**OBJECTIVE:**
The data below should be printed in full, exactly, and without any of its images.

━━━ DATASET EXCERPTS

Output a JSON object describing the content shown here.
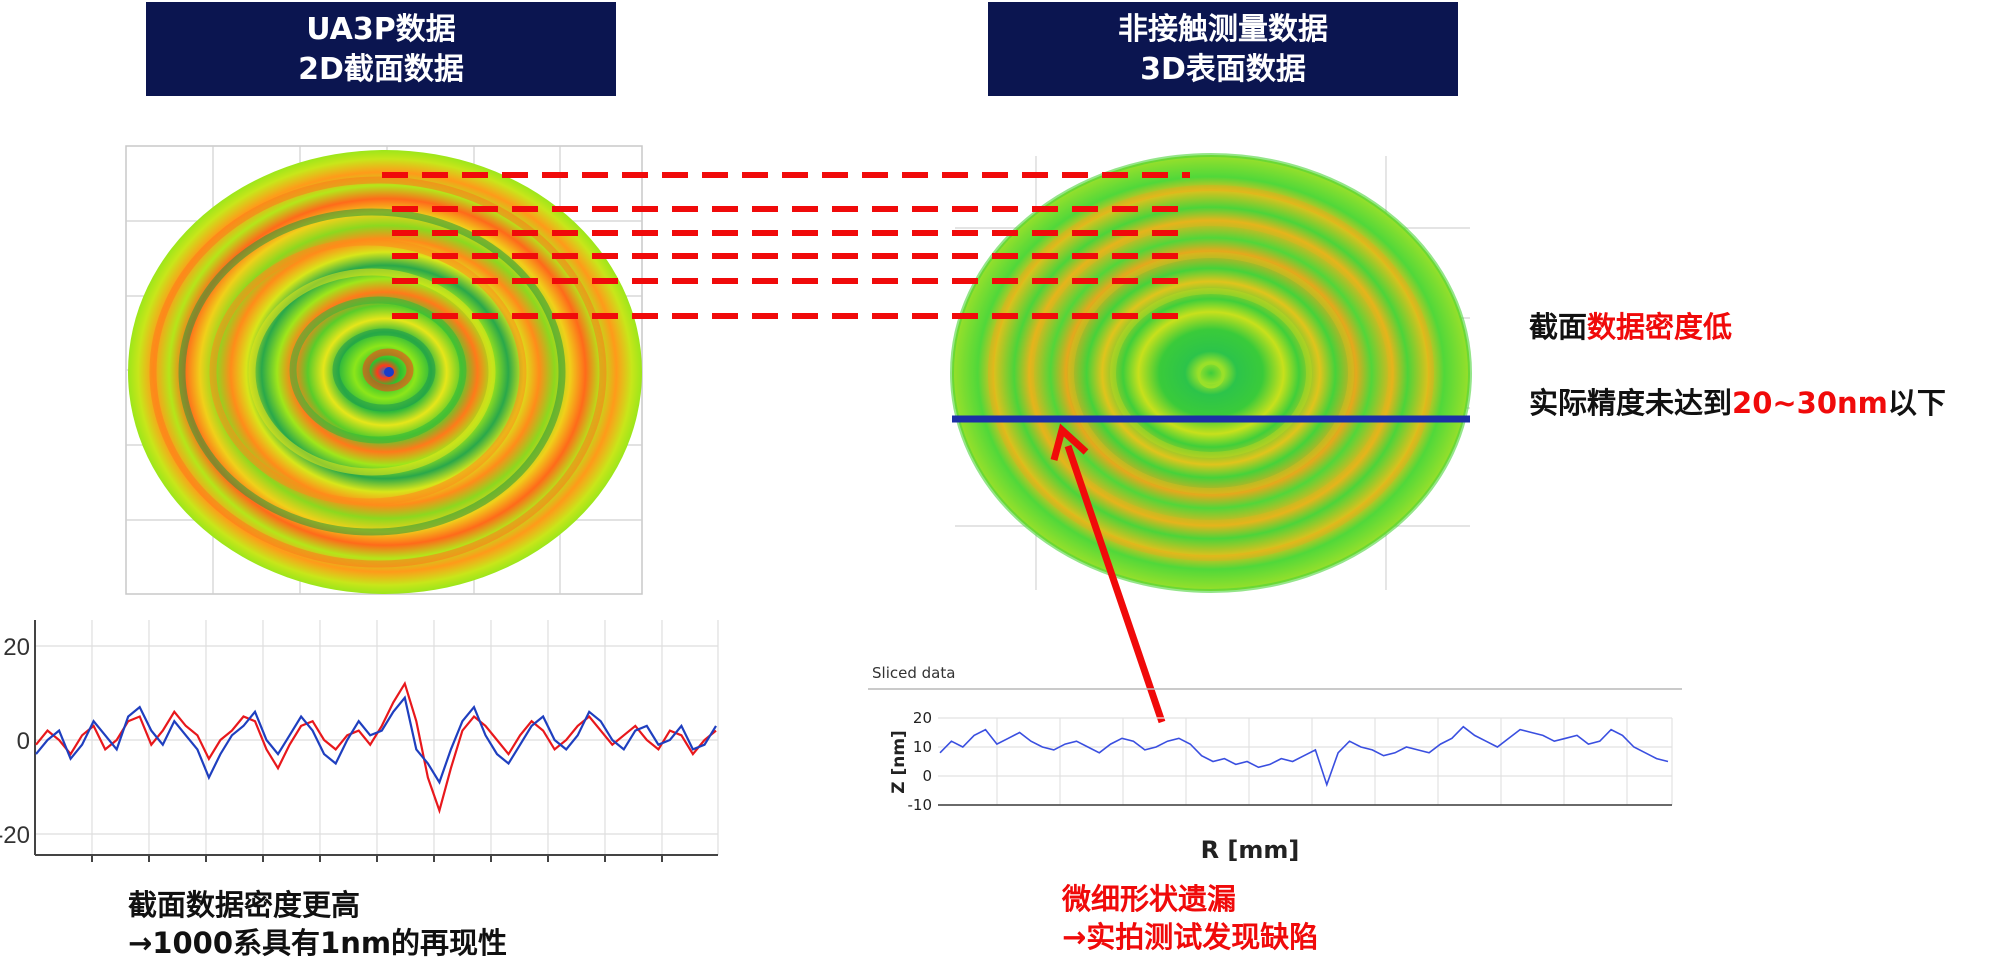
{
  "header_left": {
    "line1": "UA3P数据",
    "line2": "2D截面数据"
  },
  "header_right": {
    "line1": "非接触测量数据",
    "line2": "3D表面数据"
  },
  "note_density": {
    "prefix": "截面",
    "highlight": "数据密度低"
  },
  "note_precision": {
    "prefix": "实际精度未达到",
    "highlight": "20~30nm",
    "suffix": "以下"
  },
  "left_chart": {
    "yticks": [
      "20",
      "0",
      "-20"
    ]
  },
  "right_chart": {
    "title": "Sliced data",
    "ylabel": "Z [nm]",
    "xlabel": "R [mm]",
    "yticks": [
      "20",
      "10",
      "0",
      "-10"
    ]
  },
  "caption_left": {
    "line1": "截面数据密度更高",
    "line2": "→1000系具有1nm的再现性"
  },
  "caption_right": {
    "line1": "微细形状遗漏",
    "line2": "→实拍测试发现缺陷"
  },
  "colors": {
    "header_bg": "#0b1550",
    "accent_red": "#f00a0a",
    "profile_blue": "#1f3fbf",
    "profile_red": "#e8181c",
    "cut_line": "#1c2fa6"
  },
  "chart_data": [
    {
      "type": "line",
      "ylim": [
        -25,
        25
      ],
      "series": [
        {
          "values": [
            -1,
            2,
            0,
            -3,
            1,
            3,
            -2,
            0,
            4,
            5,
            -1,
            2,
            6,
            3,
            1,
            -4,
            0,
            2,
            5,
            4,
            -2,
            -6,
            -1,
            3,
            4,
            0,
            -2,
            1,
            2,
            -1,
            3,
            8,
            12,
            4,
            -8,
            -15,
            -6,
            2,
            5,
            3,
            0,
            -3,
            1,
            4,
            2,
            -2,
            0,
            3,
            5,
            2,
            -1,
            1,
            3,
            0,
            -2,
            2,
            1,
            -3,
            0,
            2
          ]
        },
        {
          "values": [
            -3,
            0,
            2,
            -4,
            -1,
            4,
            1,
            -2,
            5,
            7,
            2,
            -1,
            4,
            1,
            -2,
            -8,
            -3,
            1,
            3,
            6,
            0,
            -3,
            1,
            5,
            2,
            -3,
            -5,
            0,
            4,
            1,
            2,
            6,
            9,
            -2,
            -5,
            -9,
            -2,
            4,
            7,
            1,
            -3,
            -5,
            -1,
            3,
            5,
            0,
            -2,
            1,
            6,
            4,
            0,
            -2,
            2,
            3,
            -1,
            0,
            3,
            -2,
            -1,
            3
          ]
        }
      ]
    },
    {
      "type": "line",
      "title": "Sliced data",
      "xlabel": "R [mm]",
      "ylabel": "Z [nm]",
      "ylim": [
        -10,
        20
      ],
      "series": [
        {
          "values": [
            8,
            12,
            10,
            14,
            16,
            11,
            13,
            15,
            12,
            10,
            9,
            11,
            12,
            10,
            8,
            11,
            13,
            12,
            9,
            10,
            12,
            13,
            11,
            7,
            5,
            6,
            4,
            5,
            3,
            4,
            6,
            5,
            7,
            9,
            -3,
            8,
            12,
            10,
            9,
            7,
            8,
            10,
            9,
            8,
            11,
            13,
            17,
            14,
            12,
            10,
            13,
            16,
            15,
            14,
            12,
            13,
            14,
            11,
            12,
            16,
            14,
            10,
            8,
            6,
            5
          ]
        }
      ]
    }
  ]
}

━━━━━━

**SOLUTION FOR THIS PROBLEM:**
Output a JSON object describing the content shown here.
{
  "header_left": {
    "line1": "UA3P数据",
    "line2": "2D截面数据"
  },
  "header_right": {
    "line1": "非接触测量数据",
    "line2": "3D表面数据"
  },
  "note_density": {
    "prefix": "截面",
    "highlight": "数据密度低"
  },
  "note_precision": {
    "prefix": "实际精度未达到",
    "highlight": "20~30nm",
    "suffix": "以下"
  },
  "left_chart": {
    "yticks": [
      "20",
      "0",
      "-20"
    ]
  },
  "right_chart": {
    "title": "Sliced data",
    "ylabel": "Z [nm]",
    "xlabel": "R [mm]",
    "yticks": [
      "20",
      "10",
      "0",
      "-10"
    ]
  },
  "caption_left": {
    "line1": "截面数据密度更高",
    "line2": "→1000系具有1nm的再现性"
  },
  "caption_right": {
    "line1": "微细形状遗漏",
    "line2": "→实拍测试发现缺陷"
  },
  "colors": {
    "header_bg": "#0b1550",
    "accent_red": "#f00a0a",
    "profile_blue": "#1f3fbf",
    "profile_red": "#e8181c",
    "cut_line": "#1c2fa6"
  },
  "chart_data": [
    {
      "type": "line",
      "ylim": [
        -25,
        25
      ],
      "series": [
        {
          "values": [
            -1,
            2,
            0,
            -3,
            1,
            3,
            -2,
            0,
            4,
            5,
            -1,
            2,
            6,
            3,
            1,
            -4,
            0,
            2,
            5,
            4,
            -2,
            -6,
            -1,
            3,
            4,
            0,
            -2,
            1,
            2,
            -1,
            3,
            8,
            12,
            4,
            -8,
            -15,
            -6,
            2,
            5,
            3,
            0,
            -3,
            1,
            4,
            2,
            -2,
            0,
            3,
            5,
            2,
            -1,
            1,
            3,
            0,
            -2,
            2,
            1,
            -3,
            0,
            2
          ]
        },
        {
          "values": [
            -3,
            0,
            2,
            -4,
            -1,
            4,
            1,
            -2,
            5,
            7,
            2,
            -1,
            4,
            1,
            -2,
            -8,
            -3,
            1,
            3,
            6,
            0,
            -3,
            1,
            5,
            2,
            -3,
            -5,
            0,
            4,
            1,
            2,
            6,
            9,
            -2,
            -5,
            -9,
            -2,
            4,
            7,
            1,
            -3,
            -5,
            -1,
            3,
            5,
            0,
            -2,
            1,
            6,
            4,
            0,
            -2,
            2,
            3,
            -1,
            0,
            3,
            -2,
            -1,
            3
          ]
        }
      ]
    },
    {
      "type": "line",
      "title": "Sliced data",
      "xlabel": "R [mm]",
      "ylabel": "Z [nm]",
      "ylim": [
        -10,
        20
      ],
      "series": [
        {
          "values": [
            8,
            12,
            10,
            14,
            16,
            11,
            13,
            15,
            12,
            10,
            9,
            11,
            12,
            10,
            8,
            11,
            13,
            12,
            9,
            10,
            12,
            13,
            11,
            7,
            5,
            6,
            4,
            5,
            3,
            4,
            6,
            5,
            7,
            9,
            -3,
            8,
            12,
            10,
            9,
            7,
            8,
            10,
            9,
            8,
            11,
            13,
            17,
            14,
            12,
            10,
            13,
            16,
            15,
            14,
            12,
            13,
            14,
            11,
            12,
            16,
            14,
            10,
            8,
            6,
            5
          ]
        }
      ]
    }
  ]
}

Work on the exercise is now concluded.